● **Given problem**
What follows is a listing; restate every line of it word for word.

● **Record extracts**
◇ ◇ ◇

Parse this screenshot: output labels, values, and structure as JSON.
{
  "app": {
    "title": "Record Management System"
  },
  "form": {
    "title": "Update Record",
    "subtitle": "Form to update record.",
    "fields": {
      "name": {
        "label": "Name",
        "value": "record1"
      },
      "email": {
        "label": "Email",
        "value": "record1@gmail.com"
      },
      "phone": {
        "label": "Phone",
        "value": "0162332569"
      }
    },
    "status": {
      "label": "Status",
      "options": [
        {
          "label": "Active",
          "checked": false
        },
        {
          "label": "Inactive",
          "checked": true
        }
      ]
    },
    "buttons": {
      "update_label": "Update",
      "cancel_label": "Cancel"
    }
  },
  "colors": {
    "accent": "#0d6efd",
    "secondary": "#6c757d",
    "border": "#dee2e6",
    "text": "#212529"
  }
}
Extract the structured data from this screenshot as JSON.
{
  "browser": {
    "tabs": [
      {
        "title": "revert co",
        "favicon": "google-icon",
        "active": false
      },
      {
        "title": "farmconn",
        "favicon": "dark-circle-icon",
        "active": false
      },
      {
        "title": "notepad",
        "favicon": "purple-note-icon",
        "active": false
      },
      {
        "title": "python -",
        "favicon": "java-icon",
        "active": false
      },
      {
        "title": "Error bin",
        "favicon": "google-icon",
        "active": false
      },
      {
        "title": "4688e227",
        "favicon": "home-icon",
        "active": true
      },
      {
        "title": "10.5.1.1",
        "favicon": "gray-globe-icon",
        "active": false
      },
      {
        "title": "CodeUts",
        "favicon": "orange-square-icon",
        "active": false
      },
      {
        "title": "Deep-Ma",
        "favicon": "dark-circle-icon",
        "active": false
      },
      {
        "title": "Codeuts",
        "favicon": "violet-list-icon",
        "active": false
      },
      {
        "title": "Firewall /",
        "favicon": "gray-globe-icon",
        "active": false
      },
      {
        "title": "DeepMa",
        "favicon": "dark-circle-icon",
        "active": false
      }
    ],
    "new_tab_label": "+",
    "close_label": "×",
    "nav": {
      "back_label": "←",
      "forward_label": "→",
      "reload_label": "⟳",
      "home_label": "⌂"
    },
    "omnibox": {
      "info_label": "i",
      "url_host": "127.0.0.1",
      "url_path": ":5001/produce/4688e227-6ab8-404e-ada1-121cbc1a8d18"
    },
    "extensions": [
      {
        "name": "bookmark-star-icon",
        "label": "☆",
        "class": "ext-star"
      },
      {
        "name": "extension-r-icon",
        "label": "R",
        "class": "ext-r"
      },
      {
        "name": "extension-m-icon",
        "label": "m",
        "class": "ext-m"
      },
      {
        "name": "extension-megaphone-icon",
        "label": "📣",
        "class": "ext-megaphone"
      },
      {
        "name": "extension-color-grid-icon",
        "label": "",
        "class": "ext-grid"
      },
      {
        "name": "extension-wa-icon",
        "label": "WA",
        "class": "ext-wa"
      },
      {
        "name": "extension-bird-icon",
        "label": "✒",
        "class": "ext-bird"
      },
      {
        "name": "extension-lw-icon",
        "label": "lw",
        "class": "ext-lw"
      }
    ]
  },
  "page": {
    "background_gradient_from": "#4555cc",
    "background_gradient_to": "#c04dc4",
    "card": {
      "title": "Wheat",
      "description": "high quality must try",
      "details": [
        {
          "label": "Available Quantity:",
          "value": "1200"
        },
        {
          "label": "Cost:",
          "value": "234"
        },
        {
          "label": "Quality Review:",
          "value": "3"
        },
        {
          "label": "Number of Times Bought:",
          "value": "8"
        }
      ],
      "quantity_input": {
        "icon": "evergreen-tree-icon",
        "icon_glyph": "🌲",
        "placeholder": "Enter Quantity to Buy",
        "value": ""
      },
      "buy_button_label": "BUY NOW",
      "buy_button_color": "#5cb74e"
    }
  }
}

◇ ◇ ◇

● **Complete response**
Parse this screenshot: output labels, values, and structure as JSON.
{
  "app": {
    "title": "Record Management System"
  },
  "form": {
    "title": "Update Record",
    "subtitle": "Form to update record.",
    "fields": {
      "name": {
        "label": "Name",
        "value": "record1"
      },
      "email": {
        "label": "Email",
        "value": "record1@gmail.com"
      },
      "phone": {
        "label": "Phone",
        "value": "0162332569"
      }
    },
    "status": {
      "label": "Status",
      "options": [
        {
          "label": "Active",
          "checked": false
        },
        {
          "label": "Inactive",
          "checked": true
        }
      ]
    },
    "buttons": {
      "update_label": "Update",
      "cancel_label": "Cancel"
    }
  },
  "colors": {
    "accent": "#0d6efd",
    "secondary": "#6c757d",
    "border": "#dee2e6",
    "text": "#212529"
  }
}
Extract the structured data from this screenshot as JSON.
{
  "browser": {
    "tabs": [
      {
        "title": "revert co",
        "favicon": "google-icon",
        "active": false
      },
      {
        "title": "farmconn",
        "favicon": "dark-circle-icon",
        "active": false
      },
      {
        "title": "notepad",
        "favicon": "purple-note-icon",
        "active": false
      },
      {
        "title": "python -",
        "favicon": "java-icon",
        "active": false
      },
      {
        "title": "Error bin",
        "favicon": "google-icon",
        "active": false
      },
      {
        "title": "4688e227",
        "favicon": "home-icon",
        "active": true
      },
      {
        "title": "10.5.1.1",
        "favicon": "gray-globe-icon",
        "active": false
      },
      {
        "title": "CodeUts",
        "favicon": "orange-square-icon",
        "active": false
      },
      {
        "title": "Deep-Ma",
        "favicon": "dark-circle-icon",
        "active": false
      },
      {
        "title": "Codeuts",
        "favicon": "violet-list-icon",
        "active": false
      },
      {
        "title": "Firewall /",
        "favicon": "gray-globe-icon",
        "active": false
      },
      {
        "title": "DeepMa",
        "favicon": "dark-circle-icon",
        "active": false
      }
    ],
    "new_tab_label": "+",
    "close_label": "×",
    "nav": {
      "back_label": "←",
      "forward_label": "→",
      "reload_label": "⟳",
      "home_label": "⌂"
    },
    "omnibox": {
      "info_label": "i",
      "url_host": "127.0.0.1",
      "url_path": ":5001/produce/4688e227-6ab8-404e-ada1-121cbc1a8d18"
    },
    "extensions": [
      {
        "name": "bookmark-star-icon",
        "label": "☆",
        "class": "ext-star"
      },
      {
        "name": "extension-r-icon",
        "label": "R",
        "class": "ext-r"
      },
      {
        "name": "extension-m-icon",
        "label": "m",
        "class": "ext-m"
      },
      {
        "name": "extension-megaphone-icon",
        "label": "📣",
        "class": "ext-megaphone"
      },
      {
        "name": "extension-color-grid-icon",
        "label": "",
        "class": "ext-grid"
      },
      {
        "name": "extension-wa-icon",
        "label": "WA",
        "class": "ext-wa"
      },
      {
        "name": "extension-bird-icon",
        "label": "✒",
        "class": "ext-bird"
      },
      {
        "name": "extension-lw-icon",
        "label": "lw",
        "class": "ext-lw"
      }
    ]
  },
  "page": {
    "background_gradient_from": "#4555cc",
    "background_gradient_to": "#c04dc4",
    "card": {
      "title": "Wheat",
      "description": "high quality must try",
      "details": [
        {
          "label": "Available Quantity:",
          "value": "1200"
        },
        {
          "label": "Cost:",
          "value": "234"
        },
        {
          "label": "Quality Review:",
          "value": "3"
        },
        {
          "label": "Number of Times Bought:",
          "value": "8"
        }
      ],
      "quantity_input": {
        "icon": "evergreen-tree-icon",
        "icon_glyph": "🌲",
        "placeholder": "Enter Quantity to Buy",
        "value": ""
      },
      "buy_button_label": "BUY NOW",
      "buy_button_color": "#5cb74e"
    }
  }
}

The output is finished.